[Rows from a figure dataset]
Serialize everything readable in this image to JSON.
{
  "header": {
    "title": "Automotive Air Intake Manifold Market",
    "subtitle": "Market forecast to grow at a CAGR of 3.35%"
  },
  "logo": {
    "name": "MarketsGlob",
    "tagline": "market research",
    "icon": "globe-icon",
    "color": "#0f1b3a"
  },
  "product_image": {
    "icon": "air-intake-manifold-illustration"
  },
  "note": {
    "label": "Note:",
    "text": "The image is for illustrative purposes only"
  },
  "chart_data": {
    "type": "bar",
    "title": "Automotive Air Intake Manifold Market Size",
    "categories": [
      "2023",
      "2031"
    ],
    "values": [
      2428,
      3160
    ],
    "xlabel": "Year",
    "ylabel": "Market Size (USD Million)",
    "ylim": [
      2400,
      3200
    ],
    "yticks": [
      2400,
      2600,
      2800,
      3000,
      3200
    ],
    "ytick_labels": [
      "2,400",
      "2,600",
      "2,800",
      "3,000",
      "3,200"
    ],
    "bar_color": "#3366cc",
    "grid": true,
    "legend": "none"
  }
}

...

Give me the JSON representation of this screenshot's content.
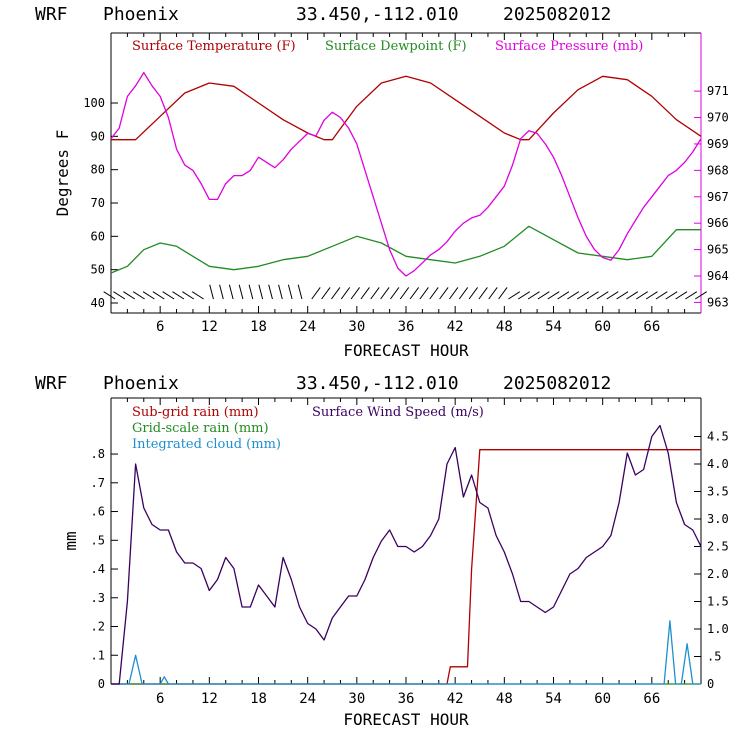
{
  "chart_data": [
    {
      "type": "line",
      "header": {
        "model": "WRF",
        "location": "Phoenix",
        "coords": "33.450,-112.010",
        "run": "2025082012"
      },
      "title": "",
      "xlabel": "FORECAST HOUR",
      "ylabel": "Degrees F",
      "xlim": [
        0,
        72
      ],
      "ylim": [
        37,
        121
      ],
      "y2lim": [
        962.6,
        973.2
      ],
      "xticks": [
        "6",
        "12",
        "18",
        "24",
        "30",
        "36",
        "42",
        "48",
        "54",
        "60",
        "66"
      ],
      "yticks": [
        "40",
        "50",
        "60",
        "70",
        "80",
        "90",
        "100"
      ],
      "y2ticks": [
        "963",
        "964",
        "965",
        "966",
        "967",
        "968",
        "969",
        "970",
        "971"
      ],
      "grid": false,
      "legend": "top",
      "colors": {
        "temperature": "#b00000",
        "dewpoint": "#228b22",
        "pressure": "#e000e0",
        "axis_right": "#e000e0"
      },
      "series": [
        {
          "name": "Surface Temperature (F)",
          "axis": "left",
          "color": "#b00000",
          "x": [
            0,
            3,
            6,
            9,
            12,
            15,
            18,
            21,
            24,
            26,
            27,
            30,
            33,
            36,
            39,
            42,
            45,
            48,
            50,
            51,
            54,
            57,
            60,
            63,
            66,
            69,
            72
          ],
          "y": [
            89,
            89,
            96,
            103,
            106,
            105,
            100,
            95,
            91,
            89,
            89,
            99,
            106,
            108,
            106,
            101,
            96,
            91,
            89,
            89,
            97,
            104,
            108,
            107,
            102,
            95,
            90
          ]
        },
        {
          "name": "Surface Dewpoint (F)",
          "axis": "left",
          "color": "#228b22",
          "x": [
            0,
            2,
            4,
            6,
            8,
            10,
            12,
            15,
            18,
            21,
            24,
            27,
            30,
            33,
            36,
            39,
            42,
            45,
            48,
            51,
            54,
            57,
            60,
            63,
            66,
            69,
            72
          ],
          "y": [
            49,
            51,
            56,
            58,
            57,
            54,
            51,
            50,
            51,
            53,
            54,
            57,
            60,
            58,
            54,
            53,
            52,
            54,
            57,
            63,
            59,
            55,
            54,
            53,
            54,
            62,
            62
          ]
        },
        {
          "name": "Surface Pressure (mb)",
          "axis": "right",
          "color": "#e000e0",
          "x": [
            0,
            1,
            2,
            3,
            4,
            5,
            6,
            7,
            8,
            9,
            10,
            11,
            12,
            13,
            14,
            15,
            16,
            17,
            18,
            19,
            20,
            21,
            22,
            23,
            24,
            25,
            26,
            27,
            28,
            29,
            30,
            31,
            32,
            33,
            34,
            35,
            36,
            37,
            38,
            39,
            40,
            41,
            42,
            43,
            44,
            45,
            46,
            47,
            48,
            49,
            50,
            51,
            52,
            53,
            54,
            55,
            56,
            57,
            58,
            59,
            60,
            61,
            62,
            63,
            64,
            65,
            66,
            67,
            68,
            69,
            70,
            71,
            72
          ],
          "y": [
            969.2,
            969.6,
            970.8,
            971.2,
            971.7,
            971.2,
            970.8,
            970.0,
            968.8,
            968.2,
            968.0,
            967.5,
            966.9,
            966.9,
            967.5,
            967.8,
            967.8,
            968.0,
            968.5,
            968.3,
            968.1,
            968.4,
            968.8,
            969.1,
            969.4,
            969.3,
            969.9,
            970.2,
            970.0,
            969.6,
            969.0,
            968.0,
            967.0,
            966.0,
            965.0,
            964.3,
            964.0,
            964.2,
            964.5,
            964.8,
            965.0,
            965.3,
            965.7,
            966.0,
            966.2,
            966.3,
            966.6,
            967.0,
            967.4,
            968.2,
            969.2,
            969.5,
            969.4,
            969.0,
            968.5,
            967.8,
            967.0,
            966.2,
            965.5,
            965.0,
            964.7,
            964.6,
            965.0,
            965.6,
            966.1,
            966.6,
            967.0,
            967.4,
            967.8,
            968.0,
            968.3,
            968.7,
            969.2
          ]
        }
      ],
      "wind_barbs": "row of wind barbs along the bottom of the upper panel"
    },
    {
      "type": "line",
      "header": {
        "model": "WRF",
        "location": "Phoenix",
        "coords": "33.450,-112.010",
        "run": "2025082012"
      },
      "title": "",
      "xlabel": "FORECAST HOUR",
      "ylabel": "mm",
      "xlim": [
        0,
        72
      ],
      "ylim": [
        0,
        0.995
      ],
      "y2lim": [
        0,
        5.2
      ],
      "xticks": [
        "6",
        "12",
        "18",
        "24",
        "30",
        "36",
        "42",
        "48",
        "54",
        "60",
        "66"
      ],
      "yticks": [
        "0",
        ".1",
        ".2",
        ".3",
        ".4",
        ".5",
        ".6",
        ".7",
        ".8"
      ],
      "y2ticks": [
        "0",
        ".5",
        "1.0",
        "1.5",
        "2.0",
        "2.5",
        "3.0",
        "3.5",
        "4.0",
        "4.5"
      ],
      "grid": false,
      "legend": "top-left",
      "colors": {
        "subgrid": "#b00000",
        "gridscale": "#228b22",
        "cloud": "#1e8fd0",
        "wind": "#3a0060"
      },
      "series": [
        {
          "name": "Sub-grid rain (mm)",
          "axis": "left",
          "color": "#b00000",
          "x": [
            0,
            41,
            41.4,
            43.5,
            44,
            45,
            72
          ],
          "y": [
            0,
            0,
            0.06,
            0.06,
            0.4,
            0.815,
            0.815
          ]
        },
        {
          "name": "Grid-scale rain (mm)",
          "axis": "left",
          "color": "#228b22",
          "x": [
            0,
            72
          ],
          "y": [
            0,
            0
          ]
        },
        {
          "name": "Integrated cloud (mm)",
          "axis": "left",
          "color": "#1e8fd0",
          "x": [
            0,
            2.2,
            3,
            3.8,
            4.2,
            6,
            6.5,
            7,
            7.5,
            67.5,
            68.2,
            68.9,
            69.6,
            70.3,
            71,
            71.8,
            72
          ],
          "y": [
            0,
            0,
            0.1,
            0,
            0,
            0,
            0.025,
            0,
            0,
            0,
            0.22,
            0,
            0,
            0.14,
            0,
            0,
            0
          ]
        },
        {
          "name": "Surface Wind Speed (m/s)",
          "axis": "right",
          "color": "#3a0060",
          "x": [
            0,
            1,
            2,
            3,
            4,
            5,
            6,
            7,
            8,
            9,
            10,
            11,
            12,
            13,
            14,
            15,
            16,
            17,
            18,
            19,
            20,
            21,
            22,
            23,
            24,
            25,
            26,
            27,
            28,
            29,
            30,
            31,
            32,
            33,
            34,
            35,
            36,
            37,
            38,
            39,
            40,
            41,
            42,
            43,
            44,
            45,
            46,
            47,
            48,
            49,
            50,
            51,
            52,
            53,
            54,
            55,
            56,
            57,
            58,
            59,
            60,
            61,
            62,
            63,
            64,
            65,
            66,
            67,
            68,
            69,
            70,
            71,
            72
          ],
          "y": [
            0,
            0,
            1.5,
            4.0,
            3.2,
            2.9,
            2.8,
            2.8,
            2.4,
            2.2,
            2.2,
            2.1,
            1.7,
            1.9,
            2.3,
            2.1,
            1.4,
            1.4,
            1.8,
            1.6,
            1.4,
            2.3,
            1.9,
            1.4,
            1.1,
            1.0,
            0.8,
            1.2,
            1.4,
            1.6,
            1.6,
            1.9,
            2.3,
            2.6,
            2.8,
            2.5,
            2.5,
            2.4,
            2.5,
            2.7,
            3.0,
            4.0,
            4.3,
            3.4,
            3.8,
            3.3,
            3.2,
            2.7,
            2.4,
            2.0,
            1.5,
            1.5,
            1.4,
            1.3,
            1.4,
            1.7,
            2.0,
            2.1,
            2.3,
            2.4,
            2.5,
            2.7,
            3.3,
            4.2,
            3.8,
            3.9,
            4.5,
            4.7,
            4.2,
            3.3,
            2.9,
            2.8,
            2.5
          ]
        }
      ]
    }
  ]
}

Exercise description
Copy the lines from the entries above in which the word "icon" appears.

The result
    "icon": "globe-icon",
    "icon": "air-intake-manifold-illustration"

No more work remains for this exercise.